start INFORMATION GIVEN

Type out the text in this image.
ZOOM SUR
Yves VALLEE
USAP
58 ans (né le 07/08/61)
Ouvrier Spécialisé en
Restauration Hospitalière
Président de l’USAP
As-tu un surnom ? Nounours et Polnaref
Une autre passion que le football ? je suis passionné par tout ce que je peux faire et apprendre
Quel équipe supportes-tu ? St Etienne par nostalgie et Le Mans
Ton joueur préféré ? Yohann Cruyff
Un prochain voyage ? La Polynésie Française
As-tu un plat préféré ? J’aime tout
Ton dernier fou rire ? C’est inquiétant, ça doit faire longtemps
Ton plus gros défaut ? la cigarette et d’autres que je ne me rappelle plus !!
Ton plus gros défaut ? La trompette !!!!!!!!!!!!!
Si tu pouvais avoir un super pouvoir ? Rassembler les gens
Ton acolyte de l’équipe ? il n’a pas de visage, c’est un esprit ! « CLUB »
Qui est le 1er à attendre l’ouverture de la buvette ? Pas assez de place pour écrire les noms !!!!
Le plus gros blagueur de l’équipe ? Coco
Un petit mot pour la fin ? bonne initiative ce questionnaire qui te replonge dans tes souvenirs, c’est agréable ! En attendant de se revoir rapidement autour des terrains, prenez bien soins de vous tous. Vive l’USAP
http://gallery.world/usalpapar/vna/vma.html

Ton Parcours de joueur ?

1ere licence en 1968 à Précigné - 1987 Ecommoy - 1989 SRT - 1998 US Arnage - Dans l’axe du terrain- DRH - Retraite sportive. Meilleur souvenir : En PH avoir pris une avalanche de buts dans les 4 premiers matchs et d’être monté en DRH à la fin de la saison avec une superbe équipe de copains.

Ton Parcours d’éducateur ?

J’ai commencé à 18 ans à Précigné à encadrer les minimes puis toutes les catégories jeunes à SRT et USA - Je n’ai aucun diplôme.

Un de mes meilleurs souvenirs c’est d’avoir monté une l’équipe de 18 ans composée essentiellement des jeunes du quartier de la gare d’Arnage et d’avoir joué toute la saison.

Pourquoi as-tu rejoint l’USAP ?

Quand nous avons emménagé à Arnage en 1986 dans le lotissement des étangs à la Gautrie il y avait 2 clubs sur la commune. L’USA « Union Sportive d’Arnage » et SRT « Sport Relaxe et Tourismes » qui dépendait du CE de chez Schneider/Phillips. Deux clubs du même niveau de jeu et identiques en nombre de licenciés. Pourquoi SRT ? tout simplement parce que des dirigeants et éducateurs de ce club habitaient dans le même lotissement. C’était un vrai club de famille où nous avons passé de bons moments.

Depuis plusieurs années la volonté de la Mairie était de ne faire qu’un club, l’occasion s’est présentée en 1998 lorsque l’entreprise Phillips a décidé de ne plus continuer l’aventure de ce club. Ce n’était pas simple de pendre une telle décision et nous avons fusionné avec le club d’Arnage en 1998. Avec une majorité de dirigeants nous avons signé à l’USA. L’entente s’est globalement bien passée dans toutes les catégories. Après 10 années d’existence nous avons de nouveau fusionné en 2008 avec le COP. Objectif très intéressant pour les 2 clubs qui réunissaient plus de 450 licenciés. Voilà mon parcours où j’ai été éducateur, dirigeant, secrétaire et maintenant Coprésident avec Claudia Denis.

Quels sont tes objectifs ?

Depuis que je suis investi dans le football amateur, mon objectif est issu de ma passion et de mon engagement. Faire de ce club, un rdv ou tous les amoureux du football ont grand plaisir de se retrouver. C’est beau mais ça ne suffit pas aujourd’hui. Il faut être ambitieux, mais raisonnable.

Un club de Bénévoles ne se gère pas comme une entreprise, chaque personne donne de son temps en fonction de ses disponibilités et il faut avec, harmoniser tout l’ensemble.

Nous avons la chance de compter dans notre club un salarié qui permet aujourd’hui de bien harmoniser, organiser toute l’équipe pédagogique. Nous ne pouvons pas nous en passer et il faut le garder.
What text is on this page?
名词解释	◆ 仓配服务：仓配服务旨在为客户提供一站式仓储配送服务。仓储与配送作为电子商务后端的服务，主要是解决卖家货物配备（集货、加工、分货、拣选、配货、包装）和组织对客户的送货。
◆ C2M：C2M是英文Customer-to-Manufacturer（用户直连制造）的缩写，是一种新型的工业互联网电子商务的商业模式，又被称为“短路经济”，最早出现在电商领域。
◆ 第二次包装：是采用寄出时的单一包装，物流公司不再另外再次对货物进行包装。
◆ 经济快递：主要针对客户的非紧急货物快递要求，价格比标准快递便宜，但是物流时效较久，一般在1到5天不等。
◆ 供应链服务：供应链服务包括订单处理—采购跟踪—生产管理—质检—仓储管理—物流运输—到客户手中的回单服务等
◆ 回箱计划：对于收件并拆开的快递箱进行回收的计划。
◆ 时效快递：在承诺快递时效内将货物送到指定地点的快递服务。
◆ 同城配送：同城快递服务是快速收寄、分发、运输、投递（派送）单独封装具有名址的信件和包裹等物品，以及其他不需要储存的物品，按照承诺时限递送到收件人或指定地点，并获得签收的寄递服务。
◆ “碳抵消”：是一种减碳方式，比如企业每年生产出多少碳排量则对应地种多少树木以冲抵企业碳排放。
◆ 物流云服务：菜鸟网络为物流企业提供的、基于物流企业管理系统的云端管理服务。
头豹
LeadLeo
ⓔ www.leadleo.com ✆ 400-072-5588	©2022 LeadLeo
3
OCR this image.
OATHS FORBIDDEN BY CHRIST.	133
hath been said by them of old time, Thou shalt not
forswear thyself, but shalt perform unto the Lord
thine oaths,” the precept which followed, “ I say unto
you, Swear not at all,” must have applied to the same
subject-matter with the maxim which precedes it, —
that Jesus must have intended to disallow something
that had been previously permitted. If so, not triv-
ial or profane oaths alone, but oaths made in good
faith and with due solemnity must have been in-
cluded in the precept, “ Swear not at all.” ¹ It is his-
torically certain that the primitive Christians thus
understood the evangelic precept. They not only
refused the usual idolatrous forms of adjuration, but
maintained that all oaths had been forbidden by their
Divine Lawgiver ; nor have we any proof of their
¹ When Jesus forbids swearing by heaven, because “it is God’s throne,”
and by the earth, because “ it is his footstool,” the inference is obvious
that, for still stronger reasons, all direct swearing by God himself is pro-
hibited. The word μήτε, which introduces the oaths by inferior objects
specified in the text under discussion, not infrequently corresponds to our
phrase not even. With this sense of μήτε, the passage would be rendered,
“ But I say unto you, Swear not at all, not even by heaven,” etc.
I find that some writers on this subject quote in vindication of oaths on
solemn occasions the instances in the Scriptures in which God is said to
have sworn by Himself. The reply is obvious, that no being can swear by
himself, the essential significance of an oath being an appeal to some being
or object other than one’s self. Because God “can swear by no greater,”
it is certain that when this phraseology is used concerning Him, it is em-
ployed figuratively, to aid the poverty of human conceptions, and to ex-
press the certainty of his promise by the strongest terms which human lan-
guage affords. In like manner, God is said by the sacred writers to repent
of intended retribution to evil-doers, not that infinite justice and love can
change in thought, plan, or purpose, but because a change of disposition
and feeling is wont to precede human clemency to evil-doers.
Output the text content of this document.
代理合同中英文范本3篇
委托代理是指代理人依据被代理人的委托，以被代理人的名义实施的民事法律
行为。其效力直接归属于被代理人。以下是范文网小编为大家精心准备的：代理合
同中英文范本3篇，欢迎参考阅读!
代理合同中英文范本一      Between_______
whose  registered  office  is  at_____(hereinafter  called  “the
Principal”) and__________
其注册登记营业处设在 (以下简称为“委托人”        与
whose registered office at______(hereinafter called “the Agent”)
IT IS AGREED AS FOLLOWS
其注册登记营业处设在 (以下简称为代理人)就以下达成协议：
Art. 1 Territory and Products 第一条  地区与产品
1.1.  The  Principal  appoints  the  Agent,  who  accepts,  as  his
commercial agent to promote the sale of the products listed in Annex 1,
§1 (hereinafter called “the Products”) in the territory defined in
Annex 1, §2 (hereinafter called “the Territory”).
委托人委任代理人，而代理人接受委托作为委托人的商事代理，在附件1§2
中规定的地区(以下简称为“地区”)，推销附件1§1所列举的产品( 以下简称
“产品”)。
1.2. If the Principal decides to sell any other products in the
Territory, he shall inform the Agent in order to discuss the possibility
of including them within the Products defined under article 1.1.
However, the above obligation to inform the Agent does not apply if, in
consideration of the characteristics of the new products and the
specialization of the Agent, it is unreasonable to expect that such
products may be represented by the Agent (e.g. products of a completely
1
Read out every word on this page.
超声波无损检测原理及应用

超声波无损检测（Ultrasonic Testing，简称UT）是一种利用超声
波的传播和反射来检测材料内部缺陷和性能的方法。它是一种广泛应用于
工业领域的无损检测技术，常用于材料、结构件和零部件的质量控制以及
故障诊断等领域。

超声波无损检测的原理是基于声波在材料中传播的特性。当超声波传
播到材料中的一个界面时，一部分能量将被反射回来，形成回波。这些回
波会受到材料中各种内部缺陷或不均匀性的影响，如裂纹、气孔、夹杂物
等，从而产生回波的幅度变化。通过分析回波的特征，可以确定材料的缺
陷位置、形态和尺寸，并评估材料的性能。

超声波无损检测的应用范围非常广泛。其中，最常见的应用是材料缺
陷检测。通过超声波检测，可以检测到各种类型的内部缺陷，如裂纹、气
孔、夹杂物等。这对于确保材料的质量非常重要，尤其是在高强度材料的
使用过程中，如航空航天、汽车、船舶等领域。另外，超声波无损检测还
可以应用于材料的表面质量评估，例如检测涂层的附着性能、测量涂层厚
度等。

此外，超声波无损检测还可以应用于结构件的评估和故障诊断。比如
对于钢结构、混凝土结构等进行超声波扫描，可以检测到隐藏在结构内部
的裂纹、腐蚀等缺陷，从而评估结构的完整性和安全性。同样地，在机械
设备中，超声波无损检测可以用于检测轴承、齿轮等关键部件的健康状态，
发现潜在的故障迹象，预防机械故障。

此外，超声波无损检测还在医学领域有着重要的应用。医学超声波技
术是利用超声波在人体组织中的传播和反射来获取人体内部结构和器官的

end INFORMATION GIVEN

▶ [AIM]: Reproduce the listing above exactly from the line containing "Read out every word on this page." through its last line, with both of those lines included.

▶ [EXPECTED ANSWER]:
Read out every word on this page.
超声波无损检测原理及应用

超声波无损检测（Ultrasonic Testing，简称UT）是一种利用超声
波的传播和反射来检测材料内部缺陷和性能的方法。它是一种广泛应用于
工业领域的无损检测技术，常用于材料、结构件和零部件的质量控制以及
故障诊断等领域。

超声波无损检测的原理是基于声波在材料中传播的特性。当超声波传
播到材料中的一个界面时，一部分能量将被反射回来，形成回波。这些回
波会受到材料中各种内部缺陷或不均匀性的影响，如裂纹、气孔、夹杂物
等，从而产生回波的幅度变化。通过分析回波的特征，可以确定材料的缺
陷位置、形态和尺寸，并评估材料的性能。

超声波无损检测的应用范围非常广泛。其中，最常见的应用是材料缺
陷检测。通过超声波检测，可以检测到各种类型的内部缺陷，如裂纹、气
孔、夹杂物等。这对于确保材料的质量非常重要，尤其是在高强度材料的
使用过程中，如航空航天、汽车、船舶等领域。另外，超声波无损检测还
可以应用于材料的表面质量评估，例如检测涂层的附着性能、测量涂层厚
度等。

此外，超声波无损检测还可以应用于结构件的评估和故障诊断。比如
对于钢结构、混凝土结构等进行超声波扫描，可以检测到隐藏在结构内部
的裂纹、腐蚀等缺陷，从而评估结构的完整性和安全性。同样地，在机械
设备中，超声波无损检测可以用于检测轴承、齿轮等关键部件的健康状态，
发现潜在的故障迹象，预防机械故障。

此外，超声波无损检测还在医学领域有着重要的应用。医学超声波技
术是利用超声波在人体组织中的传播和反射来获取人体内部结构和器官的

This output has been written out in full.